> **DATA PROVIDED**:
((
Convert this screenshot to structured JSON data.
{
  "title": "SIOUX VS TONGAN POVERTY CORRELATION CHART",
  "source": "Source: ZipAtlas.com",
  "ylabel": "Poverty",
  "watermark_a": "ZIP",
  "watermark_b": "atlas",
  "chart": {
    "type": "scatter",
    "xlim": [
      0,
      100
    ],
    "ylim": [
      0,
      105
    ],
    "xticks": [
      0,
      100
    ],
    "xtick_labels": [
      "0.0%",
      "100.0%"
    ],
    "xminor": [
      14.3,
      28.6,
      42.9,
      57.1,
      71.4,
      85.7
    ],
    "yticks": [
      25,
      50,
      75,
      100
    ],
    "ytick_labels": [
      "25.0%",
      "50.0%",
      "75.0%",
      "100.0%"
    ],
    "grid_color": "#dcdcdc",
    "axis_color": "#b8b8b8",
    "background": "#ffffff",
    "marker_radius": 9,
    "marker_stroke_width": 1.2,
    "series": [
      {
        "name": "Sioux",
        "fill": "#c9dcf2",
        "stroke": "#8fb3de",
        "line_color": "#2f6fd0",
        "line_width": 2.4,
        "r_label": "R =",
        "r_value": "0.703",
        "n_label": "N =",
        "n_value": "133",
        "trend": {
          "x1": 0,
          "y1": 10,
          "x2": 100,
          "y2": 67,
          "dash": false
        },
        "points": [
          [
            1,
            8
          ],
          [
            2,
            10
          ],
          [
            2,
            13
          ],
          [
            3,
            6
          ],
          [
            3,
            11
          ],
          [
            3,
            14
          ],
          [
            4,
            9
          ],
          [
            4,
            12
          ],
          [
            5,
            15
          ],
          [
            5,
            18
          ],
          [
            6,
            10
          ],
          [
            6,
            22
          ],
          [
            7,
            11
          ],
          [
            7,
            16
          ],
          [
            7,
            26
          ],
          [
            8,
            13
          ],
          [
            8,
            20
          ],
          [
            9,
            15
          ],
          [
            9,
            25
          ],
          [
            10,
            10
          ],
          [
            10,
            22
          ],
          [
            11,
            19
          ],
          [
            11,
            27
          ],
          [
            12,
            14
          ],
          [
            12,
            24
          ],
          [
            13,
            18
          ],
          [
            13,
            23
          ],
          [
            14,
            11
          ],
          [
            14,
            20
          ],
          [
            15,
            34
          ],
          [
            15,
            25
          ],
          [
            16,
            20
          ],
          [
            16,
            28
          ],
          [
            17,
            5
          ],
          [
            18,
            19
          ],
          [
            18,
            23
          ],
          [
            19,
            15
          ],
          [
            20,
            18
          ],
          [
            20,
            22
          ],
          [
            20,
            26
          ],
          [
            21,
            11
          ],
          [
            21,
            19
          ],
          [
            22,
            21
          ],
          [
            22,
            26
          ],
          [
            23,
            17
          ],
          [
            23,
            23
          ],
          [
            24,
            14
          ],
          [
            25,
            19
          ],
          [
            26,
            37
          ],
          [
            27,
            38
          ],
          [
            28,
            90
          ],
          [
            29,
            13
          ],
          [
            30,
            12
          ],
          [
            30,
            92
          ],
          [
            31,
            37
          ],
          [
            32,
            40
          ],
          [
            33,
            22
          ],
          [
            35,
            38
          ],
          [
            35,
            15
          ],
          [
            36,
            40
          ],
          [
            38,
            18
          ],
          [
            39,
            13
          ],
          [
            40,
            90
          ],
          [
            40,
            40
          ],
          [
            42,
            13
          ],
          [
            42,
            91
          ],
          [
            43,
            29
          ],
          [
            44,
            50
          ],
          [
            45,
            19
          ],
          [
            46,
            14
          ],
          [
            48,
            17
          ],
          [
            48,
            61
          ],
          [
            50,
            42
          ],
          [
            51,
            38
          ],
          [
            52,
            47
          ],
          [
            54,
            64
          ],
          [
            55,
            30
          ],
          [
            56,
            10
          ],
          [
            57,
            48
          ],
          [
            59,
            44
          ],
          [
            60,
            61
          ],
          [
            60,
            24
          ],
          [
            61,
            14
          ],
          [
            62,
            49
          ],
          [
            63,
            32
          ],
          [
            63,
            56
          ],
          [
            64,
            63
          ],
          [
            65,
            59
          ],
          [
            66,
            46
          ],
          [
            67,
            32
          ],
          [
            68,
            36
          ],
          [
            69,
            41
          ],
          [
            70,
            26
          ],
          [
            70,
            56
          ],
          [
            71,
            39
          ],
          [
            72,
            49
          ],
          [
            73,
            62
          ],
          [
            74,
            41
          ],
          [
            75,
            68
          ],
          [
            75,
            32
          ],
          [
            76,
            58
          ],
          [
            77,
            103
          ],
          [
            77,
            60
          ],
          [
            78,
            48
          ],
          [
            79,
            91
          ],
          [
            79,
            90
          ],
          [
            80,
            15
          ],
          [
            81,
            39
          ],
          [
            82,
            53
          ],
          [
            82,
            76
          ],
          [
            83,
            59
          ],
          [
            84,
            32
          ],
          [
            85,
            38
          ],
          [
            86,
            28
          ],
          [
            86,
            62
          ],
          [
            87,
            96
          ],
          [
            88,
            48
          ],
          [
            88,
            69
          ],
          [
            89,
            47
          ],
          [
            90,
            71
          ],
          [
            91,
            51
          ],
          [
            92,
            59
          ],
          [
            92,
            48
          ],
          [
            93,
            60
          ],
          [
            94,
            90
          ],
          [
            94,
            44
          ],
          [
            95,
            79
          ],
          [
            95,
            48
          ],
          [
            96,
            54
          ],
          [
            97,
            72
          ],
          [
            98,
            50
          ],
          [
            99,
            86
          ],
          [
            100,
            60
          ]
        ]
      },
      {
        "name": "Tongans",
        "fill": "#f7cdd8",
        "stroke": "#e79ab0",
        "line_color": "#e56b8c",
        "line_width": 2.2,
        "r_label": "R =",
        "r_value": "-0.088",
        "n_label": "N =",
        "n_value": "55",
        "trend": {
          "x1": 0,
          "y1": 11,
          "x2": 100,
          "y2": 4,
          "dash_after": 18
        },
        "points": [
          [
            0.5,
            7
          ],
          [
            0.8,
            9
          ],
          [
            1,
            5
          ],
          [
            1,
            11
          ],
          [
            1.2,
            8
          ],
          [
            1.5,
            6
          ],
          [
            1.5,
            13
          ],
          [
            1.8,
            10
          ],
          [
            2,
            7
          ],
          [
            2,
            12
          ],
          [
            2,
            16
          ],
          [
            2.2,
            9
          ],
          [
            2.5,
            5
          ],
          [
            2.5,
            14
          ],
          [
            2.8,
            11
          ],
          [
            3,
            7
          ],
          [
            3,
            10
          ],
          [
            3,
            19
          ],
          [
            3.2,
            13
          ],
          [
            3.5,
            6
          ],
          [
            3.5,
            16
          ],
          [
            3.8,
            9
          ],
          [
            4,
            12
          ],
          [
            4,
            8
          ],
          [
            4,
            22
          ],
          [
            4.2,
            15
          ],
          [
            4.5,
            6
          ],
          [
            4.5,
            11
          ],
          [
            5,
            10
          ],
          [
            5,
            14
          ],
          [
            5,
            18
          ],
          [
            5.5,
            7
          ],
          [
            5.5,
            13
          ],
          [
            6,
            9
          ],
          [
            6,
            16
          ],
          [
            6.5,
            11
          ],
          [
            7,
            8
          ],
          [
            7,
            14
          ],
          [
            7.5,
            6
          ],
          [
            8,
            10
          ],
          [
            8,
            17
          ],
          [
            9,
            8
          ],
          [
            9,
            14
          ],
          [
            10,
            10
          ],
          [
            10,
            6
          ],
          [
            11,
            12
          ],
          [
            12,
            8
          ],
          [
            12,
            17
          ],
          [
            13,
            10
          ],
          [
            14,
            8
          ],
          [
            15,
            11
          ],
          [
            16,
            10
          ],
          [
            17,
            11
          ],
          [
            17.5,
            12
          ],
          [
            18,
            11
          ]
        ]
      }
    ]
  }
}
))
Extract all the entries word for word.

Convert this screenshot to structured JSON data.
{
  "title": "SIOUX VS TONGAN POVERTY CORRELATION CHART",
  "source": "Source: ZipAtlas.com",
  "ylabel": "Poverty",
  "watermark_a": "ZIP",
  "watermark_b": "atlas",
  "chart": {
    "type": "scatter",
    "xlim": [
      0,
      100
    ],
    "ylim": [
      0,
      105
    ],
    "xticks": [
      0,
      100
    ],
    "xtick_labels": [
      "0.0%",
      "100.0%"
    ],
    "xminor": [
      14.3,
      28.6,
      42.9,
      57.1,
      71.4,
      85.7
    ],
    "yticks": [
      25,
      50,
      75,
      100
    ],
    "ytick_labels": [
      "25.0%",
      "50.0%",
      "75.0%",
      "100.0%"
    ],
    "grid_color": "#dcdcdc",
    "axis_color": "#b8b8b8",
    "background": "#ffffff",
    "marker_radius": 9,
    "marker_stroke_width": 1.2,
    "series": [
      {
        "name": "Sioux",
        "fill": "#c9dcf2",
        "stroke": "#8fb3de",
        "line_color": "#2f6fd0",
        "line_width": 2.4,
        "r_label": "R =",
        "r_value": "0.703",
        "n_label": "N =",
        "n_value": "133",
        "trend": {
          "x1": 0,
          "y1": 10,
          "x2": 100,
          "y2": 67,
          "dash": false
        },
        "points": [
          [
            1,
            8
          ],
          [
            2,
            10
          ],
          [
            2,
            13
          ],
          [
            3,
            6
          ],
          [
            3,
            11
          ],
          [
            3,
            14
          ],
          [
            4,
            9
          ],
          [
            4,
            12
          ],
          [
            5,
            15
          ],
          [
            5,
            18
          ],
          [
            6,
            10
          ],
          [
            6,
            22
          ],
          [
            7,
            11
          ],
          [
            7,
            16
          ],
          [
            7,
            26
          ],
          [
            8,
            13
          ],
          [
            8,
            20
          ],
          [
            9,
            15
          ],
          [
            9,
            25
          ],
          [
            10,
            10
          ],
          [
            10,
            22
          ],
          [
            11,
            19
          ],
          [
            11,
            27
          ],
          [
            12,
            14
          ],
          [
            12,
            24
          ],
          [
            13,
            18
          ],
          [
            13,
            23
          ],
          [
            14,
            11
          ],
          [
            14,
            20
          ],
          [
            15,
            34
          ],
          [
            15,
            25
          ],
          [
            16,
            20
          ],
          [
            16,
            28
          ],
          [
            17,
            5
          ],
          [
            18,
            19
          ],
          [
            18,
            23
          ],
          [
            19,
            15
          ],
          [
            20,
            18
          ],
          [
            20,
            22
          ],
          [
            20,
            26
          ],
          [
            21,
            11
          ],
          [
            21,
            19
          ],
          [
            22,
            21
          ],
          [
            22,
            26
          ],
          [
            23,
            17
          ],
          [
            23,
            23
          ],
          [
            24,
            14
          ],
          [
            25,
            19
          ],
          [
            26,
            37
          ],
          [
            27,
            38
          ],
          [
            28,
            90
          ],
          [
            29,
            13
          ],
          [
            30,
            12
          ],
          [
            30,
            92
          ],
          [
            31,
            37
          ],
          [
            32,
            40
          ],
          [
            33,
            22
          ],
          [
            35,
            38
          ],
          [
            35,
            15
          ],
          [
            36,
            40
          ],
          [
            38,
            18
          ],
          [
            39,
            13
          ],
          [
            40,
            90
          ],
          [
            40,
            40
          ],
          [
            42,
            13
          ],
          [
            42,
            91
          ],
          [
            43,
            29
          ],
          [
            44,
            50
          ],
          [
            45,
            19
          ],
          [
            46,
            14
          ],
          [
            48,
            17
          ],
          [
            48,
            61
          ],
          [
            50,
            42
          ],
          [
            51,
            38
          ],
          [
            52,
            47
          ],
          [
            54,
            64
          ],
          [
            55,
            30
          ],
          [
            56,
            10
          ],
          [
            57,
            48
          ],
          [
            59,
            44
          ],
          [
            60,
            61
          ],
          [
            60,
            24
          ],
          [
            61,
            14
          ],
          [
            62,
            49
          ],
          [
            63,
            32
          ],
          [
            63,
            56
          ],
          [
            64,
            63
          ],
          [
            65,
            59
          ],
          [
            66,
            46
          ],
          [
            67,
            32
          ],
          [
            68,
            36
          ],
          [
            69,
            41
          ],
          [
            70,
            26
          ],
          [
            70,
            56
          ],
          [
            71,
            39
          ],
          [
            72,
            49
          ],
          [
            73,
            62
          ],
          [
            74,
            41
          ],
          [
            75,
            68
          ],
          [
            75,
            32
          ],
          [
            76,
            58
          ],
          [
            77,
            103
          ],
          [
            77,
            60
          ],
          [
            78,
            48
          ],
          [
            79,
            91
          ],
          [
            79,
            90
          ],
          [
            80,
            15
          ],
          [
            81,
            39
          ],
          [
            82,
            53
          ],
          [
            82,
            76
          ],
          [
            83,
            59
          ],
          [
            84,
            32
          ],
          [
            85,
            38
          ],
          [
            86,
            28
          ],
          [
            86,
            62
          ],
          [
            87,
            96
          ],
          [
            88,
            48
          ],
          [
            88,
            69
          ],
          [
            89,
            47
          ],
          [
            90,
            71
          ],
          [
            91,
            51
          ],
          [
            92,
            59
          ],
          [
            92,
            48
          ],
          [
            93,
            60
          ],
          [
            94,
            90
          ],
          [
            94,
            44
          ],
          [
            95,
            79
          ],
          [
            95,
            48
          ],
          [
            96,
            54
          ],
          [
            97,
            72
          ],
          [
            98,
            50
          ],
          [
            99,
            86
          ],
          [
            100,
            60
          ]
        ]
      },
      {
        "name": "Tongans",
        "fill": "#f7cdd8",
        "stroke": "#e79ab0",
        "line_color": "#e56b8c",
        "line_width": 2.2,
        "r_label": "R =",
        "r_value": "-0.088",
        "n_label": "N =",
        "n_value": "55",
        "trend": {
          "x1": 0,
          "y1": 11,
          "x2": 100,
          "y2": 4,
          "dash_after": 18
        },
        "points": [
          [
            0.5,
            7
          ],
          [
            0.8,
            9
          ],
          [
            1,
            5
          ],
          [
            1,
            11
          ],
          [
            1.2,
            8
          ],
          [
            1.5,
            6
          ],
          [
            1.5,
            13
          ],
          [
            1.8,
            10
          ],
          [
            2,
            7
          ],
          [
            2,
            12
          ],
          [
            2,
            16
          ],
          [
            2.2,
            9
          ],
          [
            2.5,
            5
          ],
          [
            2.5,
            14
          ],
          [
            2.8,
            11
          ],
          [
            3,
            7
          ],
          [
            3,
            10
          ],
          [
            3,
            19
          ],
          [
            3.2,
            13
          ],
          [
            3.5,
            6
          ],
          [
            3.5,
            16
          ],
          [
            3.8,
            9
          ],
          [
            4,
            12
          ],
          [
            4,
            8
          ],
          [
            4,
            22
          ],
          [
            4.2,
            15
          ],
          [
            4.5,
            6
          ],
          [
            4.5,
            11
          ],
          [
            5,
            10
          ],
          [
            5,
            14
          ],
          [
            5,
            18
          ],
          [
            5.5,
            7
          ],
          [
            5.5,
            13
          ],
          [
            6,
            9
          ],
          [
            6,
            16
          ],
          [
            6.5,
            11
          ],
          [
            7,
            8
          ],
          [
            7,
            14
          ],
          [
            7.5,
            6
          ],
          [
            8,
            10
          ],
          [
            8,
            17
          ],
          [
            9,
            8
          ],
          [
            9,
            14
          ],
          [
            10,
            10
          ],
          [
            10,
            6
          ],
          [
            11,
            12
          ],
          [
            12,
            8
          ],
          [
            12,
            17
          ],
          [
            13,
            10
          ],
          [
            14,
            8
          ],
          [
            15,
            11
          ],
          [
            16,
            10
          ],
          [
            17,
            11
          ],
          [
            17.5,
            12
          ],
          [
            18,
            11
          ]
        ]
      }
    ]
  }
}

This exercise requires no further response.